Figure contents as structured data

++++++++++

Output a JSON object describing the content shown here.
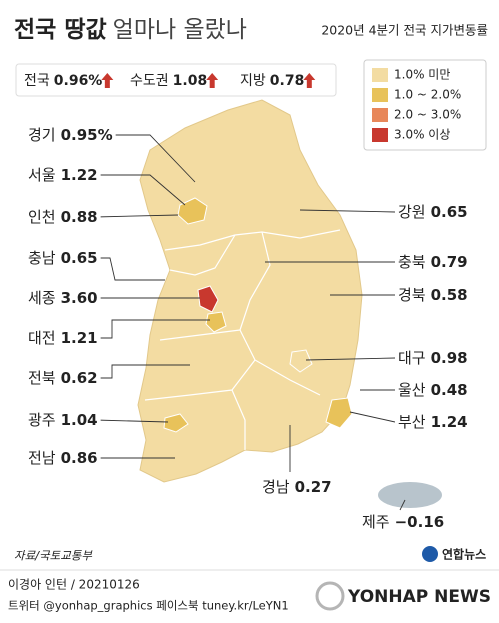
{
  "header": {
    "title_bold": "전국 땅값",
    "title_light": "얼마나 올랐나",
    "subtitle": "2020년 4분기 전국 지가변동률"
  },
  "summary": [
    {
      "label": "전국",
      "value": "0.96%"
    },
    {
      "label": "수도권",
      "value": "1.08"
    },
    {
      "label": "지방",
      "value": "0.78"
    }
  ],
  "legend": [
    {
      "label": "1.0% 미만",
      "color": "#f3dca2"
    },
    {
      "label": "1.0 ~ 2.0%",
      "color": "#e8c25a"
    },
    {
      "label": "2.0 ~ 3.0%",
      "color": "#e8875a"
    },
    {
      "label": "3.0% 이상",
      "color": "#c8382e"
    }
  ],
  "regions": [
    {
      "name": "경기",
      "value": "0.95%"
    },
    {
      "name": "서울",
      "value": "1.22"
    },
    {
      "name": "인천",
      "value": "0.88"
    },
    {
      "name": "충남",
      "value": "0.65"
    },
    {
      "name": "세종",
      "value": "3.60"
    },
    {
      "name": "대전",
      "value": "1.21"
    },
    {
      "name": "전북",
      "value": "0.62"
    },
    {
      "name": "광주",
      "value": "1.04"
    },
    {
      "name": "전남",
      "value": "0.86"
    },
    {
      "name": "강원",
      "value": "0.65"
    },
    {
      "name": "충북",
      "value": "0.79"
    },
    {
      "name": "경북",
      "value": "0.58"
    },
    {
      "name": "대구",
      "value": "0.98"
    },
    {
      "name": "울산",
      "value": "0.48"
    },
    {
      "name": "부산",
      "value": "1.24"
    },
    {
      "name": "경남",
      "value": "0.27"
    },
    {
      "name": "제주",
      "value": "−0.16"
    }
  ],
  "source": "자료/국토교통부",
  "logo": "연합뉴스",
  "credit": "이경아 인턴 / 20210126",
  "social": "트위터 @yonhap_graphics  페이스북 tuney.kr/LeYN1",
  "watermark": "YONHAP NEWS"
}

++++++++++

* _Stated exercise_: Extract from the material all lines containing the string "color".

* _Answer in full_:
      "color": "#f3dca2"
      "color": "#e8c25a"
      "color": "#e8875a"
      "color": "#c8382e"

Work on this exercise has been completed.